Below are the records; pull every line that includes "tooltip".

++++ Data to use ++++

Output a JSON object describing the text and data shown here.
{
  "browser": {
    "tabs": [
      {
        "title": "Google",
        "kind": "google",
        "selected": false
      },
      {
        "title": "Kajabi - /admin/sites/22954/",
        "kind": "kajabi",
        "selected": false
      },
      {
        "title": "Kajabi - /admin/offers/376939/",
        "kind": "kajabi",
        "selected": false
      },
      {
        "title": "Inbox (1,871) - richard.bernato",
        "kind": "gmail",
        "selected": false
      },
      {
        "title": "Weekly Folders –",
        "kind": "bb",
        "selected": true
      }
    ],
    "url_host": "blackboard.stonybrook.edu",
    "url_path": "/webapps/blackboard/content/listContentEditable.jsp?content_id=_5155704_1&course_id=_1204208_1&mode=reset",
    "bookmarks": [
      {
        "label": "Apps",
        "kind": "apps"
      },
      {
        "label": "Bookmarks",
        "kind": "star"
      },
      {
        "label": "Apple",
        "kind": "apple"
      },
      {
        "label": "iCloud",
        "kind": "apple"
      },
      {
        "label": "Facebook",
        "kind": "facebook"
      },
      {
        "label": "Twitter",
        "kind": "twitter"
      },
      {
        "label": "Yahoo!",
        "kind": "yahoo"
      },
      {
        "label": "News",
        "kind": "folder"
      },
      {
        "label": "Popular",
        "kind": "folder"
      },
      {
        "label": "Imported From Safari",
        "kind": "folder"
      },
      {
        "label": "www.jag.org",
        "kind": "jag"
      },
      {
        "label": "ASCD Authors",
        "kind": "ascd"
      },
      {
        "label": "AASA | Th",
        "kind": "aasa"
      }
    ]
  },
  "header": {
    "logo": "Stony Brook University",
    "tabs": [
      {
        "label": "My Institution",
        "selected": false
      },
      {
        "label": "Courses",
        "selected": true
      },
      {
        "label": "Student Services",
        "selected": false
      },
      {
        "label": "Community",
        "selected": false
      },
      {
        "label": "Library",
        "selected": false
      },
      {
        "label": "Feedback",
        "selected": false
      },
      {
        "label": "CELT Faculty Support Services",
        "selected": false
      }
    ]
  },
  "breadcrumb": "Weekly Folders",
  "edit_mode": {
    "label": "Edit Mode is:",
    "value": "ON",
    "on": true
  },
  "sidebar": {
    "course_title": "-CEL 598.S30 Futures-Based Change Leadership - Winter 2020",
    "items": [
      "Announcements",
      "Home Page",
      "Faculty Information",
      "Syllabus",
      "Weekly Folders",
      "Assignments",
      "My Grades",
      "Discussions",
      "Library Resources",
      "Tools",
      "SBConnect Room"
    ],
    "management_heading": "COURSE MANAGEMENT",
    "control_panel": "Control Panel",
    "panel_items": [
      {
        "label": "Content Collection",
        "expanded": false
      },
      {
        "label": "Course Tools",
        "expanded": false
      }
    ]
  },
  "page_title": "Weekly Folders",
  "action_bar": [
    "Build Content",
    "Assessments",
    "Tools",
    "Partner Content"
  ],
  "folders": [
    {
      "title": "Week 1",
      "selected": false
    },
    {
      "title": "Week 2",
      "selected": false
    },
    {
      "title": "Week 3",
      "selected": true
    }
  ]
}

++++
++++ Data to use ++++

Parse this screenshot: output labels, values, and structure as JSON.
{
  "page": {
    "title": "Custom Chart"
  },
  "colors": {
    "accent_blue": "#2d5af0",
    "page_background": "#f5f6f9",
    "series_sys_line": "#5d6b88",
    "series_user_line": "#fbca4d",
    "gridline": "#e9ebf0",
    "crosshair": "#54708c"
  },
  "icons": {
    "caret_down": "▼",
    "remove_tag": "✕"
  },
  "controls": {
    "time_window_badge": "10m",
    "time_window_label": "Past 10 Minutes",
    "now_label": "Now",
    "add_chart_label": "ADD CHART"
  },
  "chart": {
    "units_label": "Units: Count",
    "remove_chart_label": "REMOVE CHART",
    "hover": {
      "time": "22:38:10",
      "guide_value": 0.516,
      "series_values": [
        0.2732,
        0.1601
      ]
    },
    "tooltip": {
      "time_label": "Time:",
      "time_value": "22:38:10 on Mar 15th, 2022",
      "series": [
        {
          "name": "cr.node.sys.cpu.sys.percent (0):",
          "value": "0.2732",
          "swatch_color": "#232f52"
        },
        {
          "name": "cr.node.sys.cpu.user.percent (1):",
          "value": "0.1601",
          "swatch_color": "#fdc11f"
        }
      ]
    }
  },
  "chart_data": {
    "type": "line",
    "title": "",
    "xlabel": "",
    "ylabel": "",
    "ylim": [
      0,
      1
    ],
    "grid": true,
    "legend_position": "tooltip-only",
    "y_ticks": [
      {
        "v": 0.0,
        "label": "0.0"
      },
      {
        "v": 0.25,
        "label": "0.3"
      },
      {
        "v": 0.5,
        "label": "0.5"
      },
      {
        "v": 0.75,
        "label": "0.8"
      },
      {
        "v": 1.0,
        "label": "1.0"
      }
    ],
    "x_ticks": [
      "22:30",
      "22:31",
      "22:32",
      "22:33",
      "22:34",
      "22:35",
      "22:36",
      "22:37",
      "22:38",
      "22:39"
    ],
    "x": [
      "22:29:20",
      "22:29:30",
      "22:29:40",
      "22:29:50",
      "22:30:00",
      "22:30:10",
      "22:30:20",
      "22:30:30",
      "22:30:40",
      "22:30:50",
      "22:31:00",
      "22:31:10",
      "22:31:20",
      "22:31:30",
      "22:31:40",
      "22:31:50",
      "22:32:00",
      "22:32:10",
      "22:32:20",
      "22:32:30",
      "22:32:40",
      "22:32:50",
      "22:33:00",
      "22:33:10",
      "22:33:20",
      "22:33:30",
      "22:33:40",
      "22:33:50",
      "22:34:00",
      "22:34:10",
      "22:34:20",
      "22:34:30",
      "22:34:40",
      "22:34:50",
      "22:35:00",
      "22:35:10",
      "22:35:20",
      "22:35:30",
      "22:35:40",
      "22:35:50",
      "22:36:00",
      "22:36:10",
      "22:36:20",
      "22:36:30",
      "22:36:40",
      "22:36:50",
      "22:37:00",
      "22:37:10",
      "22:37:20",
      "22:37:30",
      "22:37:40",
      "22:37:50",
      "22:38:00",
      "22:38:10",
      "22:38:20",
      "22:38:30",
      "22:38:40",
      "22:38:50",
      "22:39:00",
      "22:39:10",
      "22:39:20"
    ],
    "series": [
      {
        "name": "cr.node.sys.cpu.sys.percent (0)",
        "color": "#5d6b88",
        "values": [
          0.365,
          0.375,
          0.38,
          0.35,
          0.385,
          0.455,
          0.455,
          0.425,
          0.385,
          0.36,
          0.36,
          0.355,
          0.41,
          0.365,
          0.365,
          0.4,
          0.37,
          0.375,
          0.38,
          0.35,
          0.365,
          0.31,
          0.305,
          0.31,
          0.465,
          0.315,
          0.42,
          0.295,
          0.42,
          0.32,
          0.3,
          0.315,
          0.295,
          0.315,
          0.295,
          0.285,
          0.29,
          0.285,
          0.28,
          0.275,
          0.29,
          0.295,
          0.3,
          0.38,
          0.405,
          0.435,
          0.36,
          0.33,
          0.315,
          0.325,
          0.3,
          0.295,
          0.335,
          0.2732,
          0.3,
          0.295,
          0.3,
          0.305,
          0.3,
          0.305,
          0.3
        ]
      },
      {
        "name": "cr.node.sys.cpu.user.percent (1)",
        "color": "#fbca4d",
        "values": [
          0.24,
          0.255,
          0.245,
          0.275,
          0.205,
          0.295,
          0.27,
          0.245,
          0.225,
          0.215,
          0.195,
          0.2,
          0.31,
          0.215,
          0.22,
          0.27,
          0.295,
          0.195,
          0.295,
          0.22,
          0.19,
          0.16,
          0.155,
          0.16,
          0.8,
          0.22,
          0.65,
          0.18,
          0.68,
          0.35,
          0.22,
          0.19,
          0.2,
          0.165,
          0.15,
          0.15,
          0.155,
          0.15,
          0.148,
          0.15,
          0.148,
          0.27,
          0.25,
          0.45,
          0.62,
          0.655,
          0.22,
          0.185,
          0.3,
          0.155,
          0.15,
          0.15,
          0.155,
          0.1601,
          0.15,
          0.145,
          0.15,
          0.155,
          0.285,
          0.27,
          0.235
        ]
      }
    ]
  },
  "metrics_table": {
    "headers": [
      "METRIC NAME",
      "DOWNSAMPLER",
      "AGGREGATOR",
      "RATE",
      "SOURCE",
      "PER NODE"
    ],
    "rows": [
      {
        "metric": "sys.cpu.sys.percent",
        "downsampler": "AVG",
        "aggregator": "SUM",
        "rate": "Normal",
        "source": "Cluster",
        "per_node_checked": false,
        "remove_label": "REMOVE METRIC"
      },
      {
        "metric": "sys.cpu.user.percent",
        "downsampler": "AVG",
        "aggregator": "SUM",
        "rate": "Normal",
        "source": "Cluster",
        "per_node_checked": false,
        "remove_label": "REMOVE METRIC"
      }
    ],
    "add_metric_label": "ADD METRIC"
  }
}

++++

Solution for this exercise =
    "tooltip": {
    "legend_position": "tooltip-only",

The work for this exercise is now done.